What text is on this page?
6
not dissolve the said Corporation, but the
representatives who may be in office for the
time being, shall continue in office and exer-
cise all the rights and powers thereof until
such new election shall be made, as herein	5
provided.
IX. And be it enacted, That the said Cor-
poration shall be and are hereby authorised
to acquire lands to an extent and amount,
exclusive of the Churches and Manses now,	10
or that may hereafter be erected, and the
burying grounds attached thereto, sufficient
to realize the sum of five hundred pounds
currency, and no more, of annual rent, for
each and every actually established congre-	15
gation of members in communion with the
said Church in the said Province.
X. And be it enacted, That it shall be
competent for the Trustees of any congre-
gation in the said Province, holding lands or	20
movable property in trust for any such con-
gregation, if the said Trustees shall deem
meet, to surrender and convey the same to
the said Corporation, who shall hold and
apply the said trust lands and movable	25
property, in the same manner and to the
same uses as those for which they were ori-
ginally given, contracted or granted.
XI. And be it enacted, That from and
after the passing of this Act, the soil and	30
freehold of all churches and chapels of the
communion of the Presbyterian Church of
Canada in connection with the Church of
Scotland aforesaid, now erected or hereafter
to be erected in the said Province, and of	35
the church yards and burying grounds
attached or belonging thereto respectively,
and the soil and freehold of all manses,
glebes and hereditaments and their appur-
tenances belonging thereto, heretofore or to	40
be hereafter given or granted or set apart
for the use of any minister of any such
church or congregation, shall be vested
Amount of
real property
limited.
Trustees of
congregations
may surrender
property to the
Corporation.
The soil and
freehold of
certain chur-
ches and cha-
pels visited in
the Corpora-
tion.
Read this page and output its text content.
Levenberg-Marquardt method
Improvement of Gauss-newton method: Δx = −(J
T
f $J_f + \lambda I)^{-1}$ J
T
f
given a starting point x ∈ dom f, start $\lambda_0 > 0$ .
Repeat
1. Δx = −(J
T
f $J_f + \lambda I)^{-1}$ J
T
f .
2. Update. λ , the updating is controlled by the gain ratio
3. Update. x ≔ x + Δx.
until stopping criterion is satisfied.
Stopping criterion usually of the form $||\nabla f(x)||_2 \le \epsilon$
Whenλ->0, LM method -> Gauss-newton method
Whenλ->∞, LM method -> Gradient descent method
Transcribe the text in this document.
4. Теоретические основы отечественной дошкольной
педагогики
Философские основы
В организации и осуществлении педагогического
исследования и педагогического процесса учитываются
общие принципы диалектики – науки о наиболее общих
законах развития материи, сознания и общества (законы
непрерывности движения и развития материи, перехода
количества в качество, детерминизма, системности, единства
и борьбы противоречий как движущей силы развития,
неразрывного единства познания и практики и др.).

SHORT TASK.
Reproduce every line of the material above exactly.

ANSWER FOR THIS EXERCISE.
What text is on this page?
6
not dissolve the said Corporation, but the
representatives who may be in office for the
time being, shall continue in office and exer-
cise all the rights and powers thereof until
such new election shall be made, as herein	5
provided.
IX. And be it enacted, That the said Cor-
poration shall be and are hereby authorised
to acquire lands to an extent and amount,
exclusive of the Churches and Manses now,	10
or that may hereafter be erected, and the
burying grounds attached thereto, sufficient
to realize the sum of five hundred pounds
currency, and no more, of annual rent, for
each and every actually established congre-	15
gation of members in communion with the
said Church in the said Province.
X. And be it enacted, That it shall be
competent for the Trustees of any congre-
gation in the said Province, holding lands or	20
movable property in trust for any such con-
gregation, if the said Trustees shall deem
meet, to surrender and convey the same to
the said Corporation, who shall hold and
apply the said trust lands and movable	25
property, in the same manner and to the
same uses as those for which they were ori-
ginally given, contracted or granted.
XI. And be it enacted, That from and
after the passing of this Act, the soil and	30
freehold of all churches and chapels of the
communion of the Presbyterian Church of
Canada in connection with the Church of
Scotland aforesaid, now erected or hereafter
to be erected in the said Province, and of	35
the church yards and burying grounds
attached or belonging thereto respectively,
and the soil and freehold of all manses,
glebes and hereditaments and their appur-
tenances belonging thereto, heretofore or to	40
be hereafter given or granted or set apart
for the use of any minister of any such
church or congregation, shall be vested
Amount of
real property
limited.
Trustees of
congregations
may surrender
property to the
Corporation.
The soil and
freehold of
certain chur-
ches and cha-
pels visited in
the Corpora-
tion.
Read this page and output its text content.
Levenberg-Marquardt method
Improvement of Gauss-newton method: Δx = −(J
T
f $J_f + \lambda I)^{-1}$ J
T
f
given a starting point x ∈ dom f, start $\lambda_0 > 0$ .
Repeat
1. Δx = −(J
T
f $J_f + \lambda I)^{-1}$ J
T
f .
2. Update. λ , the updating is controlled by the gain ratio
3. Update. x ≔ x + Δx.
until stopping criterion is satisfied.
Stopping criterion usually of the form $||\nabla f(x)||_2 \le \epsilon$
Whenλ->0, LM method -> Gauss-newton method
Whenλ->∞, LM method -> Gradient descent method
Transcribe the text in this document.
4. Теоретические основы отечественной дошкольной
педагогики
Философские основы
В организации и осуществлении педагогического
исследования и педагогического процесса учитываются
общие принципы диалектики – науки о наиболее общих
законах развития материи, сознания и общества (законы
непрерывности движения и развития материи, перехода
количества в качество, детерминизма, системности, единства
и борьбы противоречий как движущей силы развития,
неразрывного единства познания и практики и др.).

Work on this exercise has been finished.